Exercise task: From the entries below, copy every line where the string "Республики" appears.

◆ ◆ ◆ ◆ ◆

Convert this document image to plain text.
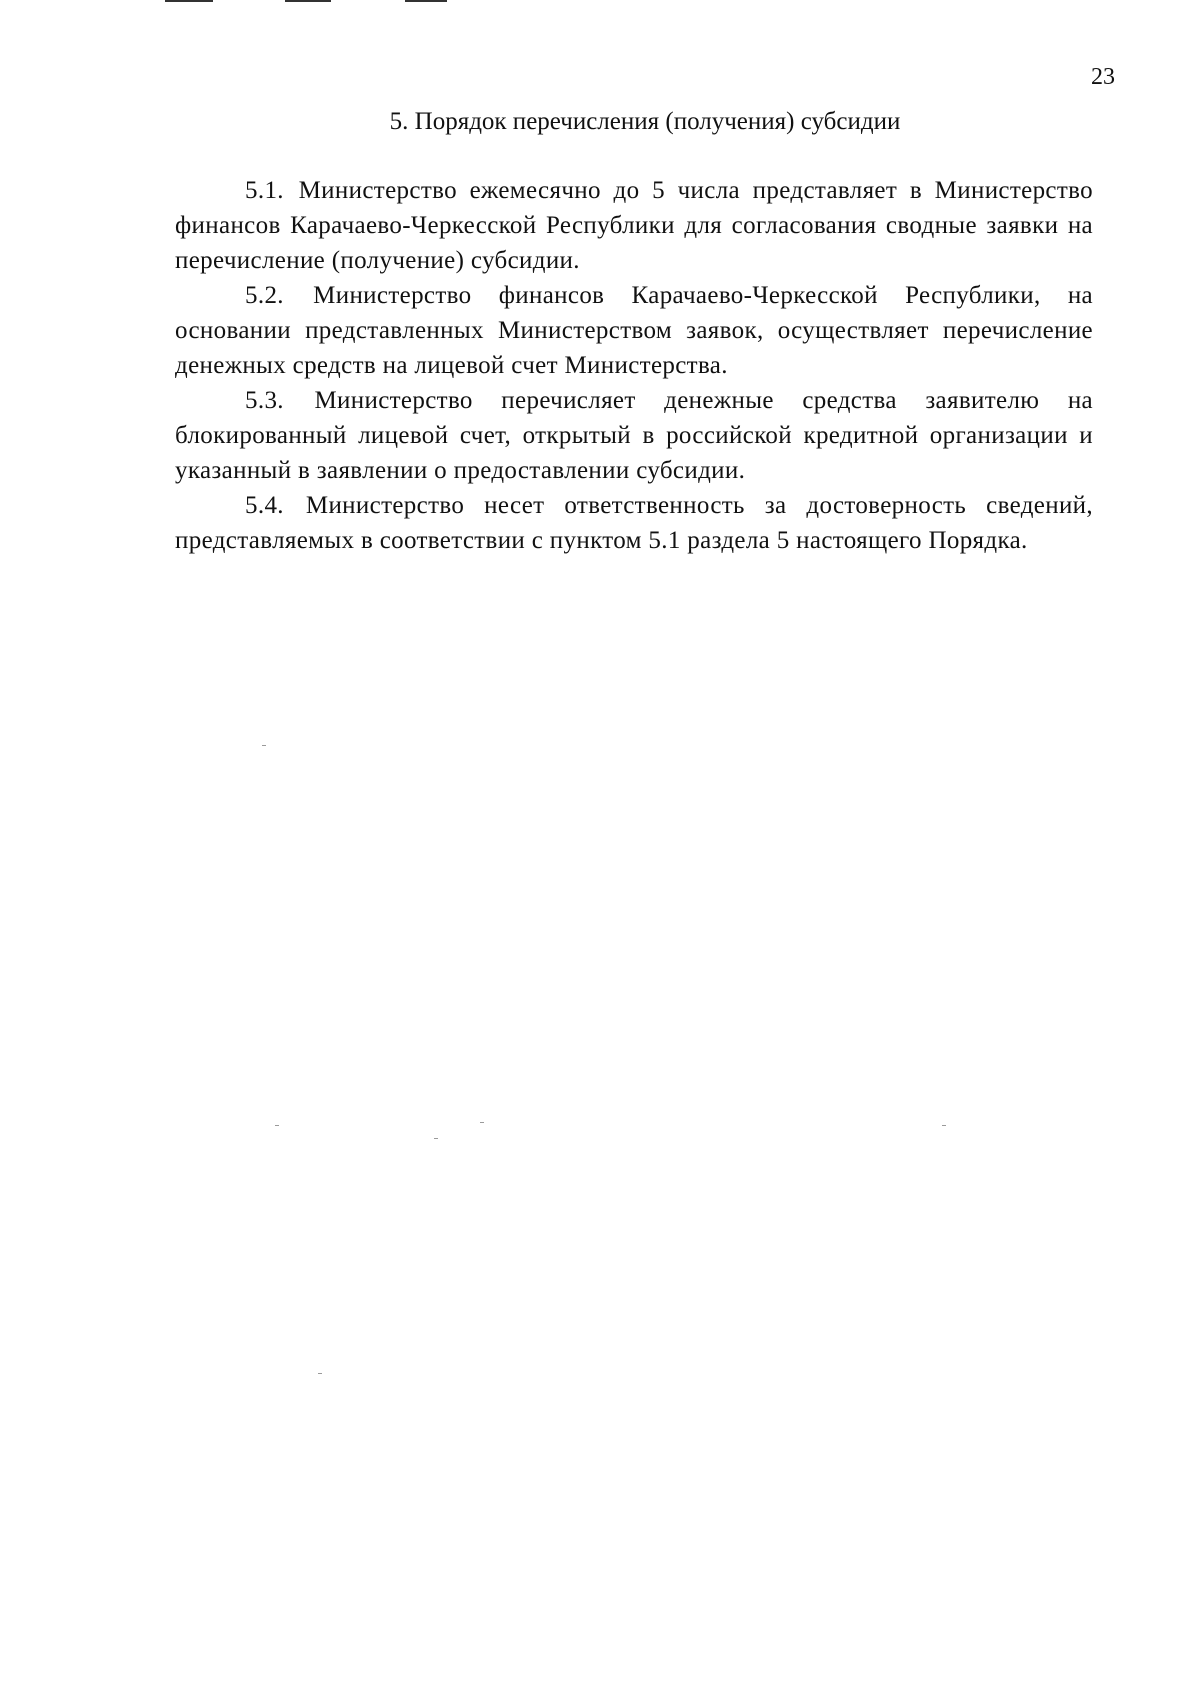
23
5. Порядок перечисления (получения) субсидии

5.1. Министерство ежемесячно до 5 числа представляет в Министерство финансов Карачаево-Черкесской Республики для согласования сводные заявки на перечисление (получение) субсидии.

5.2. Министерство финансов Карачаево-Черкесской Республики, на основании представленных Министерством заявок, осуществляет перечисление денежных средств на лицевой счет Министерства.

5.3. Министерство перечисляет денежные средства заявителю на блокированный лицевой счет, открытый в российской кредитной организации и указанный в заявлении о предоставлении субсидии.

5.4. Министерство несет ответственность за достоверность сведений, представляемых в соответствии с пунктом 5.1 раздела 5 настоящего Порядка.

◆ ◆ ◆ ◆ ◆

Solution to the problem:
5.1. Министерство ежемесячно до 5 числа представляет в Министерство финансов Карачаево-Черкесской Республики для согласования сводные заявки на перечисление (получение) субсидии.
5.2. Министерство финансов Карачаево-Черкесской Республики, на основании представленных Министерством заявок, осуществляет перечисление денежных средств на лицевой счет Министерства.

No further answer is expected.